▶ _Task directions_:
Pick out the lines below with "state" and list them.
== Data shown
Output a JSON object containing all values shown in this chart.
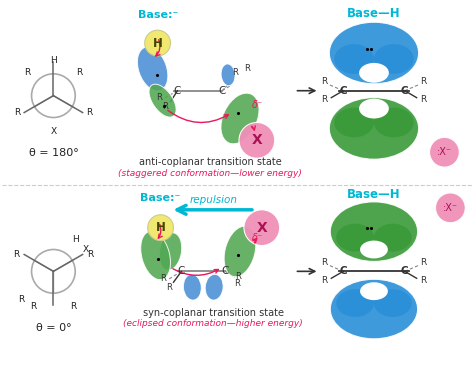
{
  "bg_color": "#ffffff",
  "cyan_color": "#00b8d4",
  "dark_pink": "#e8185a",
  "arrow_cyan": "#00b8d4",
  "blue_orbital": "#4a8fd4",
  "green_orbital": "#52a852",
  "yellow_H": "#f0e870",
  "pink_X": "#f090b8",
  "theta1_label": "θ = 180°",
  "theta2_label": "θ = 0°",
  "label1": "anti-coplanar transition state",
  "label1b": "(staggered conformation—lower energy)",
  "label2": "syn-coplanar transition state",
  "label2b": "(eclipsed conformation—higher energy)",
  "base_label": "Base:⁻",
  "baseH_label": "Base—H",
  "X_minus": ":X⁻",
  "repulsion": "repulsion",
  "delta_minus": "δ⁻"
}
====
▶ _Exercise response_:
  "label1": "anti-coplanar transition state",
  "label2": "syn-coplanar transition state",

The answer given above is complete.